» **Set task**:
Answer with a single number: the count of lines that include the string "Violation".

● ● ● ● ●

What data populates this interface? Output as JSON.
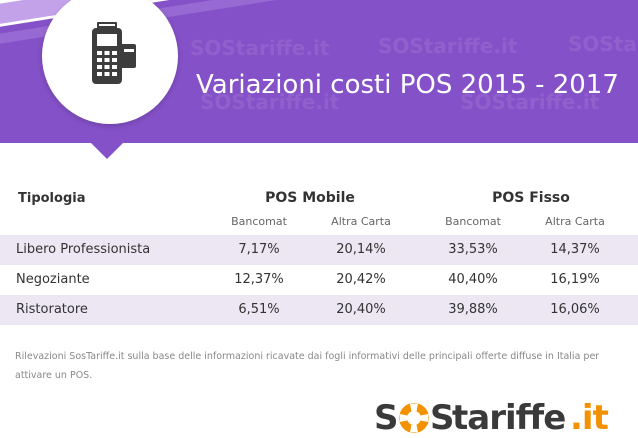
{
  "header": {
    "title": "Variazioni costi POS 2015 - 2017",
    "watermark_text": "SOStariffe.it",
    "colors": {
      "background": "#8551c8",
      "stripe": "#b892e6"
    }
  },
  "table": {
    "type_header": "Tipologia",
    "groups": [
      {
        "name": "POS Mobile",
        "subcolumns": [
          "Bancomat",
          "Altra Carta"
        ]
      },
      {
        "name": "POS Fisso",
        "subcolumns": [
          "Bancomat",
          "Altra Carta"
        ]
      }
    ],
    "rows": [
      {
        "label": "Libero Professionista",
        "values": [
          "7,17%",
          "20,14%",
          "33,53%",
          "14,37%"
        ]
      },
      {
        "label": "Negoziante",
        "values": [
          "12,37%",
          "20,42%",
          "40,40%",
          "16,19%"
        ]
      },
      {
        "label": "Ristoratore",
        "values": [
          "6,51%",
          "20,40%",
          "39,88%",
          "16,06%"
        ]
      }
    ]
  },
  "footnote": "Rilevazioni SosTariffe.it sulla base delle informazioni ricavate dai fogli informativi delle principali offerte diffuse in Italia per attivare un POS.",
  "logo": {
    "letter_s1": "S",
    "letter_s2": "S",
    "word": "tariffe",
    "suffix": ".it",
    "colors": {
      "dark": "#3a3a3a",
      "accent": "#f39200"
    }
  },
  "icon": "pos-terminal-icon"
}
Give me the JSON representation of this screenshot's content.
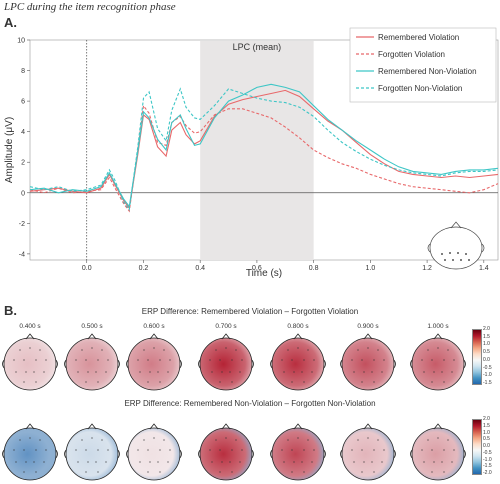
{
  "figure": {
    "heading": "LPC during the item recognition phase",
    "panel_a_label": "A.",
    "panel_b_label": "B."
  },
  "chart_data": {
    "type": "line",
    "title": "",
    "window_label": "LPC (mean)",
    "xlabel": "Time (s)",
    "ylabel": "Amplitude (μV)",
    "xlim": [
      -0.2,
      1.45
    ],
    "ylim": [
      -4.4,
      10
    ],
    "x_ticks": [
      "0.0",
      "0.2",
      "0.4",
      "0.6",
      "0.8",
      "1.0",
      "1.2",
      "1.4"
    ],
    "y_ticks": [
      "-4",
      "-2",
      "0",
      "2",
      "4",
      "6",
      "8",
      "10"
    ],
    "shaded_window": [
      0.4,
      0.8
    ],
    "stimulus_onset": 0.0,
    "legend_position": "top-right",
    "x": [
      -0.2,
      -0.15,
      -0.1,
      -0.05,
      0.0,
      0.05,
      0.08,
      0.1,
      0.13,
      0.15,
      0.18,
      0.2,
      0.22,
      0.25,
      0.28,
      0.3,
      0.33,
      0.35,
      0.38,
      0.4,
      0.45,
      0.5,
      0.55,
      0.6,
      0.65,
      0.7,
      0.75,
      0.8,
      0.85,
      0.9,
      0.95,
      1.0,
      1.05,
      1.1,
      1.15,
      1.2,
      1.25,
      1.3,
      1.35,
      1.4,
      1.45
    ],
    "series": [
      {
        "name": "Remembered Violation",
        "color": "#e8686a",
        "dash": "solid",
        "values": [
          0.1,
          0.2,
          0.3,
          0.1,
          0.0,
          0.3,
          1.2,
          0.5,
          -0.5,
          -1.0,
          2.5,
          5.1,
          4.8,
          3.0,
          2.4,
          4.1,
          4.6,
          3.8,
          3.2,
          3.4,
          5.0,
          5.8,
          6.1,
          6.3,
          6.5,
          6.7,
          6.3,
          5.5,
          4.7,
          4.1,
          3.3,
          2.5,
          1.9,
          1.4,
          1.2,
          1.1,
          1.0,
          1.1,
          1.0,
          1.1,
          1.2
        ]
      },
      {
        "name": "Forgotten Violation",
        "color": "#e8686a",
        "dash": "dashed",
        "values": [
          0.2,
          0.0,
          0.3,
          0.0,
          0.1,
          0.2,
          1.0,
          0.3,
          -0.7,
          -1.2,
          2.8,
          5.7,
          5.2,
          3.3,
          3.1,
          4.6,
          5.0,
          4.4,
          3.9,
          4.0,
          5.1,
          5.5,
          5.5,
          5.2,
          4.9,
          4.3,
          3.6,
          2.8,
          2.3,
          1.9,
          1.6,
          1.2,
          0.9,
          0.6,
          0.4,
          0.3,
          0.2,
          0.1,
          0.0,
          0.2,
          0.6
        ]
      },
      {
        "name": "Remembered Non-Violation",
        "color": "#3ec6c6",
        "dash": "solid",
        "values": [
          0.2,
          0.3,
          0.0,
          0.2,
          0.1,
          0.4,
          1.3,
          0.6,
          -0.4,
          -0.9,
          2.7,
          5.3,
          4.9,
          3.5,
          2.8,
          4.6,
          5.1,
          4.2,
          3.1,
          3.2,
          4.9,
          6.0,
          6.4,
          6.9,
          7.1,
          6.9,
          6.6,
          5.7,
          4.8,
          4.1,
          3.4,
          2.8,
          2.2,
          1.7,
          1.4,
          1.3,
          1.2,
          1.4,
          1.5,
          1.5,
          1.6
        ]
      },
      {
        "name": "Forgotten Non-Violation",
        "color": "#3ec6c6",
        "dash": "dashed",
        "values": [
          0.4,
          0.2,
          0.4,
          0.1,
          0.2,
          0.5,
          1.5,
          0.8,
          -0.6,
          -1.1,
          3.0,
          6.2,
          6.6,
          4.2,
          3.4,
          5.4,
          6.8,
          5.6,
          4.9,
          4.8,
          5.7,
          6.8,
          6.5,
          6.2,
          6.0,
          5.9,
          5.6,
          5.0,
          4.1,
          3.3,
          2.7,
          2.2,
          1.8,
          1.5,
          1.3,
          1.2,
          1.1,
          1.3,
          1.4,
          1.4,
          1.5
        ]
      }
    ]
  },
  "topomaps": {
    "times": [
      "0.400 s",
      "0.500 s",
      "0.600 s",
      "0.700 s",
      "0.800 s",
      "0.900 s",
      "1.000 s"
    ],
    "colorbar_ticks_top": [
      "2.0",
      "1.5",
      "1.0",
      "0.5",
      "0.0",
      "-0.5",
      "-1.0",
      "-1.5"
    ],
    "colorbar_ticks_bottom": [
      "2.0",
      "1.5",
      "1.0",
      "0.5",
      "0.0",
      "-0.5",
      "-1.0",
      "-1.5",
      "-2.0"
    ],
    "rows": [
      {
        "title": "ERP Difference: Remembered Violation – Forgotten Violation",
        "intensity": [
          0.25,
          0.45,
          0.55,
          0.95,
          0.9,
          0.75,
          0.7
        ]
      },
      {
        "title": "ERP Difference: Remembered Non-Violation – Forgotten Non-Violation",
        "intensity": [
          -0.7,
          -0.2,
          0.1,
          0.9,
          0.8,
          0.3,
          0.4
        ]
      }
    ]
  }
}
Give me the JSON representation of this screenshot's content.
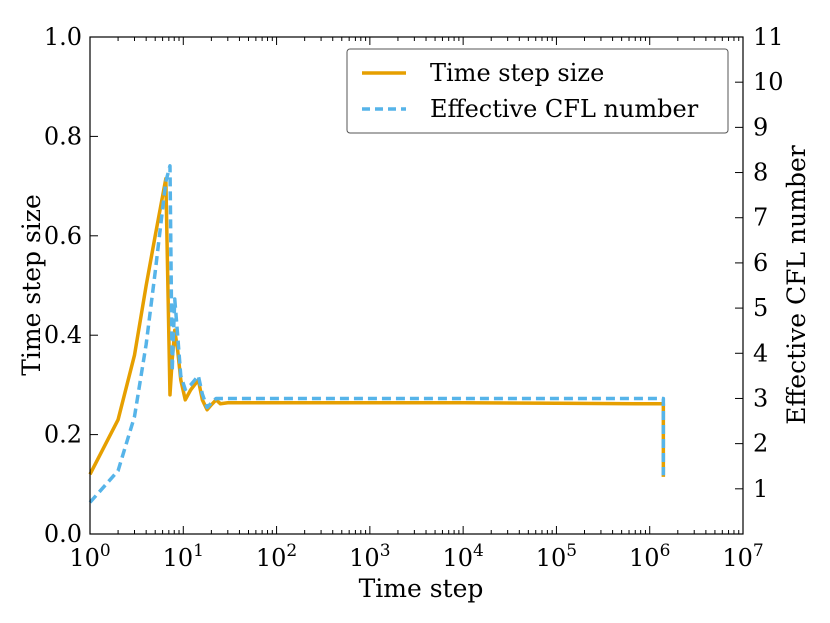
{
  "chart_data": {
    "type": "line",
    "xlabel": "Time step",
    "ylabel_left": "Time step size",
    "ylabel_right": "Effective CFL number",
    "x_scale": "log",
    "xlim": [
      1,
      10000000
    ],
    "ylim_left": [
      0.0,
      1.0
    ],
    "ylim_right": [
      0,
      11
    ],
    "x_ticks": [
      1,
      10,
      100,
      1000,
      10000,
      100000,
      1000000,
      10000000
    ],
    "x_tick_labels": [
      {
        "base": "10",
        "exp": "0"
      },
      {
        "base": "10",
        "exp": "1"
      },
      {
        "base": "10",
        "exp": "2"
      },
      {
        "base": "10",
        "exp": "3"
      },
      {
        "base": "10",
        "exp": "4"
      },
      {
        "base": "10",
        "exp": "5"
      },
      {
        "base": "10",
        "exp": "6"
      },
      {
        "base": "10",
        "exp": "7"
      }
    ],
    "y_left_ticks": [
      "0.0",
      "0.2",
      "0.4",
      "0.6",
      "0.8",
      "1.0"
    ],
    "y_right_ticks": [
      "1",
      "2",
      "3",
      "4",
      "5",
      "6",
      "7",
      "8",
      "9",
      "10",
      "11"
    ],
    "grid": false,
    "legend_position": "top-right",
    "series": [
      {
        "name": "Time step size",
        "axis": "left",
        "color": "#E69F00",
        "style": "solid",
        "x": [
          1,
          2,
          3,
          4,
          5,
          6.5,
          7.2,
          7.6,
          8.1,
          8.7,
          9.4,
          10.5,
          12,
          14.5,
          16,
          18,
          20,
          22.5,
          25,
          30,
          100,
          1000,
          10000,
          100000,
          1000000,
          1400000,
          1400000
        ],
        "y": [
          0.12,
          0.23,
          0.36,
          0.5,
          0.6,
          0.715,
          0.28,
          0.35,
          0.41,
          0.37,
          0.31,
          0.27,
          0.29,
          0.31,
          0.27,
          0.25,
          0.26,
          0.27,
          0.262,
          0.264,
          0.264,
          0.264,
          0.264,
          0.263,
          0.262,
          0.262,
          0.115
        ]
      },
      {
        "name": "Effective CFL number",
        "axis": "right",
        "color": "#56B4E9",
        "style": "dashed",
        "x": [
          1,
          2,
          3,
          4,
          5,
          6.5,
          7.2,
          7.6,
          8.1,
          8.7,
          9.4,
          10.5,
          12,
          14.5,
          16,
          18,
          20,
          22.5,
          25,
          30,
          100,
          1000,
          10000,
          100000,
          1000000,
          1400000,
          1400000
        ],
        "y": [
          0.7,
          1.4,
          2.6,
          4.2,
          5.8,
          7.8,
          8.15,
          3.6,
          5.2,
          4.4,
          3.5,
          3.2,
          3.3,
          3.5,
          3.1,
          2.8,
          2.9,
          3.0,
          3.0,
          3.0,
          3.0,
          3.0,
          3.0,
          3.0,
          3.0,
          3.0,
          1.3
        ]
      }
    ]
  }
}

● ● ● ● ●

» **Expected answer**:
6